• [Objective] Count how many lines contain "What" and reply with that number only.
---
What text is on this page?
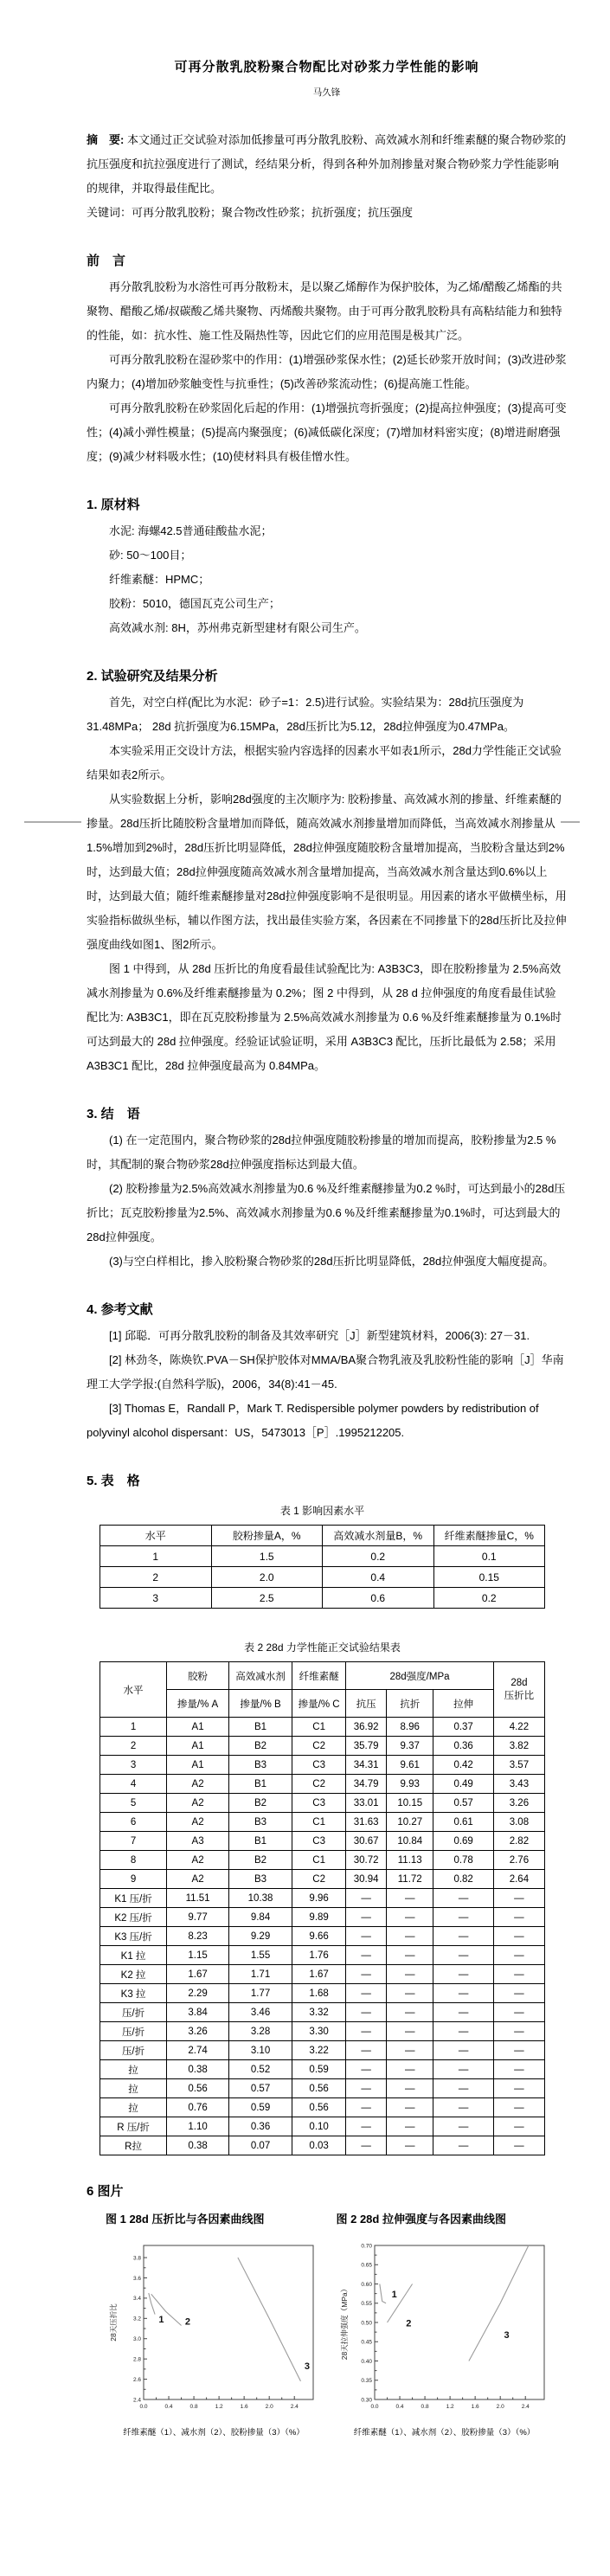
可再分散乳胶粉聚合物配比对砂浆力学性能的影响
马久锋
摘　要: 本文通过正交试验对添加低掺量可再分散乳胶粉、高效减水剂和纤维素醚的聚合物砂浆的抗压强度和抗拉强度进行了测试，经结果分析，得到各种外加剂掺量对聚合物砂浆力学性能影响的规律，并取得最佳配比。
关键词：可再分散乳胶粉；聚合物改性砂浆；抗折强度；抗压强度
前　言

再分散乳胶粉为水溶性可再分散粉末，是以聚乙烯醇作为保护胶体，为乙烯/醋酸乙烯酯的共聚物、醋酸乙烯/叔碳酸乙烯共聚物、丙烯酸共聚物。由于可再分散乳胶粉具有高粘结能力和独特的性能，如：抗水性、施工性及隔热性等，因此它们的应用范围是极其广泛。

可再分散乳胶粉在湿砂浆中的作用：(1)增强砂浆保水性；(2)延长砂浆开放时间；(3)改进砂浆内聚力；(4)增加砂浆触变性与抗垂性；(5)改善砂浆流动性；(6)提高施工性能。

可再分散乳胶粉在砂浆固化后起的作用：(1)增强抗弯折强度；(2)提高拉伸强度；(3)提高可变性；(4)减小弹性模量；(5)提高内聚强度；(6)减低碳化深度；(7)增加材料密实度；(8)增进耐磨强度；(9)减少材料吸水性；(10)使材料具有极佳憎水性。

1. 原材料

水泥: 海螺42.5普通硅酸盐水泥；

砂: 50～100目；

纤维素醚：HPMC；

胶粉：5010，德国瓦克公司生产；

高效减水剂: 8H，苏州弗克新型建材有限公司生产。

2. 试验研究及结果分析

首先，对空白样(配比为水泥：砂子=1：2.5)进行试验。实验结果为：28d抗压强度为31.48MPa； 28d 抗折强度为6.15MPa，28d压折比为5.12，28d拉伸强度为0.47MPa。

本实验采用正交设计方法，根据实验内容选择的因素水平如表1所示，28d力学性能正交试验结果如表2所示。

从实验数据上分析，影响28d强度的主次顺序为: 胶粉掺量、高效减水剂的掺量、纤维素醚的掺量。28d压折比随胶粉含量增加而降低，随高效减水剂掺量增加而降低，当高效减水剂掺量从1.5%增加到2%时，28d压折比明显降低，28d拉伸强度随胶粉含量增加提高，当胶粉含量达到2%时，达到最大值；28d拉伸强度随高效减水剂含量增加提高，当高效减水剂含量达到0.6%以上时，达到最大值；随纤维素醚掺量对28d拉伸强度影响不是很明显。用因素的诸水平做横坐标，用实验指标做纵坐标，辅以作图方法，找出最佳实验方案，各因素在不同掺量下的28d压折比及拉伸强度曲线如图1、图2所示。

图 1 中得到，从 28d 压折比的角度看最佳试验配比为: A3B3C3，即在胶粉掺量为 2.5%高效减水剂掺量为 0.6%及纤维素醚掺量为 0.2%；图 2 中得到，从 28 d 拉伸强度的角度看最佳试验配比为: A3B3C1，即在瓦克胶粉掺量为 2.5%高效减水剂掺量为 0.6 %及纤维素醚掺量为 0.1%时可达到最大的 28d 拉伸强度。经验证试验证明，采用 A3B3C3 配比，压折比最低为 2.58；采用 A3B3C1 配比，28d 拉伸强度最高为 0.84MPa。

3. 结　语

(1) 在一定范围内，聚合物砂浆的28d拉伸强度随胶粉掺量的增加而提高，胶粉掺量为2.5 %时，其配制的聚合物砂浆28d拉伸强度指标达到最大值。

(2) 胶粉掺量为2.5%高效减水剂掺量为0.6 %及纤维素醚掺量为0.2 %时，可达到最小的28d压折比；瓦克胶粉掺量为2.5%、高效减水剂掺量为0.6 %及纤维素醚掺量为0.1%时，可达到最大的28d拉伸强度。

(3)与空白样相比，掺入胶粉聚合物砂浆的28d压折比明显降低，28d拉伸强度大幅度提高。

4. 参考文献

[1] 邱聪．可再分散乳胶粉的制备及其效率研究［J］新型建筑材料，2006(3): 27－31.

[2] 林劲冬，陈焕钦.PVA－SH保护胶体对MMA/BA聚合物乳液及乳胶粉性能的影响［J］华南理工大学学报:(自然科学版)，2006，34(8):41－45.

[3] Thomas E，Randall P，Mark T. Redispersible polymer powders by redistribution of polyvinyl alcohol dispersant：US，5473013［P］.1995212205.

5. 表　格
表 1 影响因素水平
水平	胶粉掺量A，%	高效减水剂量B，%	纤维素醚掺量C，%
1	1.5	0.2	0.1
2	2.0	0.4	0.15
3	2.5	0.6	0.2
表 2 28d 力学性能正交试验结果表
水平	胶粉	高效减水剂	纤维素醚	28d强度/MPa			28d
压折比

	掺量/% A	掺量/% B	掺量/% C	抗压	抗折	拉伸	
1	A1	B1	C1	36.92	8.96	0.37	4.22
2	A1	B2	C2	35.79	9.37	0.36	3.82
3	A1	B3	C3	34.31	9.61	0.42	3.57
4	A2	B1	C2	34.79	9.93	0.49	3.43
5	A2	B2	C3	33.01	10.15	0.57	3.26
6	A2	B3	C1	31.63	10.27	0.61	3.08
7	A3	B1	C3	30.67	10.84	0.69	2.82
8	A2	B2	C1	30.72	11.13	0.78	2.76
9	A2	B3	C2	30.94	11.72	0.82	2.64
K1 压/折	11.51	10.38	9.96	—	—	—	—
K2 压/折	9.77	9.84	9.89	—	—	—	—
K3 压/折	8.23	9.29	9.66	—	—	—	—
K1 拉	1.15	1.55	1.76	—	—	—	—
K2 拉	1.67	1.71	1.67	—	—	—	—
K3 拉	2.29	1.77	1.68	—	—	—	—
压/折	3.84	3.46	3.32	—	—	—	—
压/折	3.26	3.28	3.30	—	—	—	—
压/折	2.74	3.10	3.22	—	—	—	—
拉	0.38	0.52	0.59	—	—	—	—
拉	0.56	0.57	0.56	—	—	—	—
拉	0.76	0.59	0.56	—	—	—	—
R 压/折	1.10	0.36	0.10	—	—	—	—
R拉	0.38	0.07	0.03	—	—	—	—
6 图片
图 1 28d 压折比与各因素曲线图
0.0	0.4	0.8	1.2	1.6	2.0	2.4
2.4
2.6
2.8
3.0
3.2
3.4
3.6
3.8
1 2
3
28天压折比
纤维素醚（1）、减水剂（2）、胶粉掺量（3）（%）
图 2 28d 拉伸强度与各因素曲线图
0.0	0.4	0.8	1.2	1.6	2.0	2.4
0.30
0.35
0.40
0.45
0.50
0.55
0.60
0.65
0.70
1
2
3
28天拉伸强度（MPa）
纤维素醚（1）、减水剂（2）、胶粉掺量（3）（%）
---
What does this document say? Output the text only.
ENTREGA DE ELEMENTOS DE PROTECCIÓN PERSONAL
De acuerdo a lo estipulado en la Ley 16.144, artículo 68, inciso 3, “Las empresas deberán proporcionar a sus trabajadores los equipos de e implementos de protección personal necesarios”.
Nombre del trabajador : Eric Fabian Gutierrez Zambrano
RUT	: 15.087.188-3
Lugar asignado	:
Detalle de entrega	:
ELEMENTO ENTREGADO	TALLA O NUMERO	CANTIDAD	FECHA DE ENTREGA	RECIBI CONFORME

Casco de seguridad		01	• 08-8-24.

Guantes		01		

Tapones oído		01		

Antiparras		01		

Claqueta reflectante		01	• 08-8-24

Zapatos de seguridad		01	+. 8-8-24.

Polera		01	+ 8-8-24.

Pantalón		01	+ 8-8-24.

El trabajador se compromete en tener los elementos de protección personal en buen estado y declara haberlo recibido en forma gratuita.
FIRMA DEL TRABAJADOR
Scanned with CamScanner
---
• [Right answer] 2